*TASK STATEMENT*
Of all the lines in the records, how many hold the word "διακε"? Answer with the number only.

*STORED RECORDS*
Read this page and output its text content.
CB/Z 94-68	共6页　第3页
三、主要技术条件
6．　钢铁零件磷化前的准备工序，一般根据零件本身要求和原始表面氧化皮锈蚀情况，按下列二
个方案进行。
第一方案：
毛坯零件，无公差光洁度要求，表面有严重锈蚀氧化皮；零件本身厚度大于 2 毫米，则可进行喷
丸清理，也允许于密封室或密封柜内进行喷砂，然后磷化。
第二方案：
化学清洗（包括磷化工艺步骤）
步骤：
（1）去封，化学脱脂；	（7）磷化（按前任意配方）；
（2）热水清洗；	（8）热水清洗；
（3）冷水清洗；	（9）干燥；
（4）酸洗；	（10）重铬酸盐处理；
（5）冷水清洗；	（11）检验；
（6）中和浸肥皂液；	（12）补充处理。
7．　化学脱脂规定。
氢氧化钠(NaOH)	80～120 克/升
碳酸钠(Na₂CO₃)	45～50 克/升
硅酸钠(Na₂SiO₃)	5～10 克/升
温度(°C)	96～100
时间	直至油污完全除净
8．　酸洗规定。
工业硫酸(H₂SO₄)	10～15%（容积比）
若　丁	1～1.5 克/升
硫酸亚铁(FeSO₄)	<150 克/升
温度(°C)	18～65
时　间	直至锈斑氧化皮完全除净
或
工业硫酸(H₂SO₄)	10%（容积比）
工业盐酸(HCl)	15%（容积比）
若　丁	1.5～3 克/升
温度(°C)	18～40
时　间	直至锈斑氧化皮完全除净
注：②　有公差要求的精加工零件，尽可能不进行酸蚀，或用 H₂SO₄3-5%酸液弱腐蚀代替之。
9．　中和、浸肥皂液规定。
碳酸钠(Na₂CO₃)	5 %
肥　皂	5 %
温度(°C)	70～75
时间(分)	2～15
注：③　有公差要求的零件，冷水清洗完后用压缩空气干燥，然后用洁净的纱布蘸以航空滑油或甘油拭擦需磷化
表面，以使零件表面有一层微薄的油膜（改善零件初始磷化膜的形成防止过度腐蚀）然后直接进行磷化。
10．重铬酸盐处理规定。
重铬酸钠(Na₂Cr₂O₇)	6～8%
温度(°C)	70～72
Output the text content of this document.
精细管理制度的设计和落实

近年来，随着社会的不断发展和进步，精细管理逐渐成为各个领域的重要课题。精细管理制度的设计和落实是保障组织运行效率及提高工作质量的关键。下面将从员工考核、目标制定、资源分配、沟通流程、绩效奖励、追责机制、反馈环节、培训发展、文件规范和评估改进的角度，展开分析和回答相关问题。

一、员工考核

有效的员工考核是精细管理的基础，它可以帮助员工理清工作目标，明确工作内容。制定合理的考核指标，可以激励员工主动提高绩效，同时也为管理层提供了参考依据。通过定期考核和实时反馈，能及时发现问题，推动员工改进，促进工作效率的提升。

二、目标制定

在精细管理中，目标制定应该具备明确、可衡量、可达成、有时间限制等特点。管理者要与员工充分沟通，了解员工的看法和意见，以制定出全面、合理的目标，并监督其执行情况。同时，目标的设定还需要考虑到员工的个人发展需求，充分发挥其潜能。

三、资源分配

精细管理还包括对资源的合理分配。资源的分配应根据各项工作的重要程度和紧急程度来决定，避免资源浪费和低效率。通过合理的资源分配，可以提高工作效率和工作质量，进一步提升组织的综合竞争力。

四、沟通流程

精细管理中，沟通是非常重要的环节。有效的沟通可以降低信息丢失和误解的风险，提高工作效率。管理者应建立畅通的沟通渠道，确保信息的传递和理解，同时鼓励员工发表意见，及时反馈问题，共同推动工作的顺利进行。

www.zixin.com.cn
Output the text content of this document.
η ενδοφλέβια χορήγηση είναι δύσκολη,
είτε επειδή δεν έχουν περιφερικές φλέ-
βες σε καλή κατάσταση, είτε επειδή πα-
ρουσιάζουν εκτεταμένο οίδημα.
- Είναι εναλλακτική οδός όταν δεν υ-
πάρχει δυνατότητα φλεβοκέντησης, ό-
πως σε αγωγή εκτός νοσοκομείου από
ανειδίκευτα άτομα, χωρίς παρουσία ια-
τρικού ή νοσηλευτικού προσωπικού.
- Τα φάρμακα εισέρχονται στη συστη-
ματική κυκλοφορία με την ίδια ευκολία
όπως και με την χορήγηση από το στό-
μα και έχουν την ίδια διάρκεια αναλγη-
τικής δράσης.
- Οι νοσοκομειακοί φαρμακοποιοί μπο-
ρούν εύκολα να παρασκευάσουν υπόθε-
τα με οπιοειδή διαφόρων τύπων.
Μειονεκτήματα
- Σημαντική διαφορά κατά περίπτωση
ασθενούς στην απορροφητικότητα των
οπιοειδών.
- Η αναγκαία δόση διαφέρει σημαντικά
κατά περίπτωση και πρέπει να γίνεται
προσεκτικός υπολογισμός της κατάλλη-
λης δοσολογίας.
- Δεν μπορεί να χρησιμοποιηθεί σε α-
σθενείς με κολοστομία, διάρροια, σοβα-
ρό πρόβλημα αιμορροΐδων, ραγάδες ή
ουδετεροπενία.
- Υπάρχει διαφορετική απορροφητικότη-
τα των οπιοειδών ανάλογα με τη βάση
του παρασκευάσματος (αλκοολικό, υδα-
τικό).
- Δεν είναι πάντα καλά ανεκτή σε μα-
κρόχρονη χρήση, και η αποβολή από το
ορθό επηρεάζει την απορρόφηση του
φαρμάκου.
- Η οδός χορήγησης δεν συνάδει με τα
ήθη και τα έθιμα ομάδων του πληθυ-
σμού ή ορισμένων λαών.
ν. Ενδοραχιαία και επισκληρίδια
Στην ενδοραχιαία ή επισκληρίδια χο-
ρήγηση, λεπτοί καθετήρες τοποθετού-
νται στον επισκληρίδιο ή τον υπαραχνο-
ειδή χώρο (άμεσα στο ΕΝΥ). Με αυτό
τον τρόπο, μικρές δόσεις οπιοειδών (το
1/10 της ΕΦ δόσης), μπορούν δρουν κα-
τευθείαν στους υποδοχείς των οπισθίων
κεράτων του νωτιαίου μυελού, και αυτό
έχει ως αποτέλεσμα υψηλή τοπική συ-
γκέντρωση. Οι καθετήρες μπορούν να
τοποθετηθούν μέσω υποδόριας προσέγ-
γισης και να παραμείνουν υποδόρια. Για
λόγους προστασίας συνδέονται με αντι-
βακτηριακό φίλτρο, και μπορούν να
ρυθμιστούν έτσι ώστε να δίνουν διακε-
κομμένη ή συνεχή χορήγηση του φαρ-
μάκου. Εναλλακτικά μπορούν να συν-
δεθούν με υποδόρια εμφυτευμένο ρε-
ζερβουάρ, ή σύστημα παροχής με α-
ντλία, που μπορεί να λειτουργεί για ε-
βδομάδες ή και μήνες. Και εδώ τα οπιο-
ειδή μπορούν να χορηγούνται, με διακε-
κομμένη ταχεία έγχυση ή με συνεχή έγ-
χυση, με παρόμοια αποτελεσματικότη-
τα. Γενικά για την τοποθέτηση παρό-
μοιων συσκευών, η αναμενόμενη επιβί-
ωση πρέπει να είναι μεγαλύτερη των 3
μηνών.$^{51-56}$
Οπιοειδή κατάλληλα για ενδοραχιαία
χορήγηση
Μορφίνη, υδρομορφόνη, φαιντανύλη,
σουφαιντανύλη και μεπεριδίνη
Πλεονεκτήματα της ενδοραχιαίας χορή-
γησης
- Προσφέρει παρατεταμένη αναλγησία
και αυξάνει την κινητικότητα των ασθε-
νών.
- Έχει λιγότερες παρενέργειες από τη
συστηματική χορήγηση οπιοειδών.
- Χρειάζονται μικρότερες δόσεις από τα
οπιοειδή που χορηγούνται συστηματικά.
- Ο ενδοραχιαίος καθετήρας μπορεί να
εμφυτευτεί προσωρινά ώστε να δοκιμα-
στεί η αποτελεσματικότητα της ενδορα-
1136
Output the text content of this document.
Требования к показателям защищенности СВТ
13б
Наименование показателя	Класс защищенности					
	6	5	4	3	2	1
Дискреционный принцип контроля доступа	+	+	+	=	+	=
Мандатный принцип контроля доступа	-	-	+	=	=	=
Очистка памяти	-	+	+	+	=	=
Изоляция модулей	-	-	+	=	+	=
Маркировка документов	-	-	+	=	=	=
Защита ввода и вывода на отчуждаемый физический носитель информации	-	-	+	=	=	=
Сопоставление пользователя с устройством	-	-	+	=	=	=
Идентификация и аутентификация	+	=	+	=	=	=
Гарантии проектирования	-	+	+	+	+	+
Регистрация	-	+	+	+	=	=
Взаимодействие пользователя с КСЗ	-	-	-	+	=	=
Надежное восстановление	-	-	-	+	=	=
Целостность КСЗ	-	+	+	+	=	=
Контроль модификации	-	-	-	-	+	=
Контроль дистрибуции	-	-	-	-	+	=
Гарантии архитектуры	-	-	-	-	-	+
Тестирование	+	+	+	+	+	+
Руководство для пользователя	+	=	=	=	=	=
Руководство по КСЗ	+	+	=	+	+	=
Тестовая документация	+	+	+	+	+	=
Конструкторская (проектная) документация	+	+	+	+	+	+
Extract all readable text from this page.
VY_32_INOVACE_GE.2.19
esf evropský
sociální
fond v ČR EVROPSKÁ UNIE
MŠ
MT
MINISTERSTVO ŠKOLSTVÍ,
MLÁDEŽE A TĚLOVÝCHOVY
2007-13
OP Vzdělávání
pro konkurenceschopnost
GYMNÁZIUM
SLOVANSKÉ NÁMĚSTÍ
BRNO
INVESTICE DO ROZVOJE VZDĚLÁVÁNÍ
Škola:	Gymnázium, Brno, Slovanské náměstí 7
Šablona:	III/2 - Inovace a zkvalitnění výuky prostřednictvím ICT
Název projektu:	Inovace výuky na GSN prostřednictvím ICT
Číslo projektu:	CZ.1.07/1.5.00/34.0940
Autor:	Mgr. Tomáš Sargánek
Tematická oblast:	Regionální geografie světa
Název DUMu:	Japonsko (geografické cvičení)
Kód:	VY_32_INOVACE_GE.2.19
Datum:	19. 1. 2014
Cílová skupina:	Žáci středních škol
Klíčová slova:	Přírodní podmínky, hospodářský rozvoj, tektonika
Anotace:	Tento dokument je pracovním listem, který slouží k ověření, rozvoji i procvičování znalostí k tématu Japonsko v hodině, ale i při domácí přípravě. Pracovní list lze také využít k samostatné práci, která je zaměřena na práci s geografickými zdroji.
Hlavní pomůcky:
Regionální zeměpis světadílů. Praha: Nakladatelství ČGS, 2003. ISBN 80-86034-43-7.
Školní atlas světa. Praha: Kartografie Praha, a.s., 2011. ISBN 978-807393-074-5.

*FULL ANSWER*
2